**YOUR OBJECTIVE**
In the data below, find every line that has the string "extract", and copy it.

:: MATERIALS PROVIDED ::

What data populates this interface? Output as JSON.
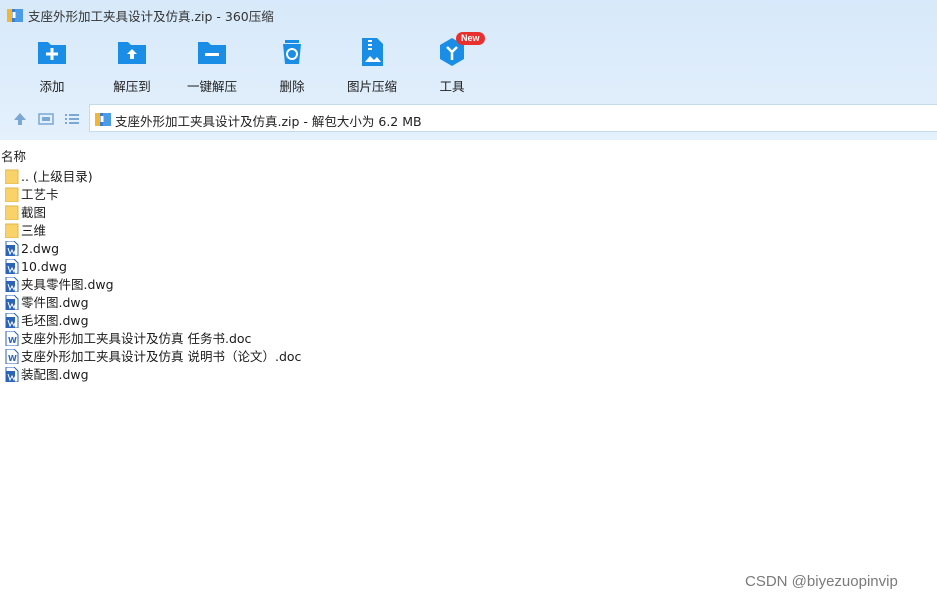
{
  "window": {
    "title": "支座外形加工夹具设计及仿真.zip - 360压缩"
  },
  "toolbar": {
    "items": [
      {
        "label": "添加",
        "icon": "add-icon"
      },
      {
        "label": "解压到",
        "icon": "extract-to-icon"
      },
      {
        "label": "一键解压",
        "icon": "one-click-extract-icon"
      },
      {
        "label": "删除",
        "icon": "delete-icon"
      },
      {
        "label": "图片压缩",
        "icon": "image-compress-icon"
      },
      {
        "label": "工具",
        "icon": "tools-icon",
        "badge": "New"
      }
    ]
  },
  "address": {
    "path": "支座外形加工夹具设计及仿真.zip - 解包大小为 6.2 MB"
  },
  "list": {
    "column_name": "名称",
    "files": [
      {
        "name": ".. (上级目录)",
        "type": "folder"
      },
      {
        "name": "工艺卡",
        "type": "folder"
      },
      {
        "name": "截图",
        "type": "folder"
      },
      {
        "name": "三维",
        "type": "folder"
      },
      {
        "name": "2.dwg",
        "type": "dwg"
      },
      {
        "name": "10.dwg",
        "type": "dwg"
      },
      {
        "name": "夹具零件图.dwg",
        "type": "dwg"
      },
      {
        "name": "零件图.dwg",
        "type": "dwg"
      },
      {
        "name": "毛坯图.dwg",
        "type": "dwg"
      },
      {
        "name": "支座外形加工夹具设计及仿真 任务书.doc",
        "type": "doc"
      },
      {
        "name": "支座外形加工夹具设计及仿真 说明书（论文）.doc",
        "type": "doc"
      },
      {
        "name": "装配图.dwg",
        "type": "dwg"
      }
    ]
  },
  "watermark": "CSDN @biyezuopinvip",
  "colors": {
    "accent": "#1a8ee6",
    "toolbar_bg": "#dcecfb",
    "badge": "#e8312f"
  }
}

:::

**ANSWER TO THIS PROBLEM**
        "icon": "extract-to-icon"
        "icon": "one-click-extract-icon"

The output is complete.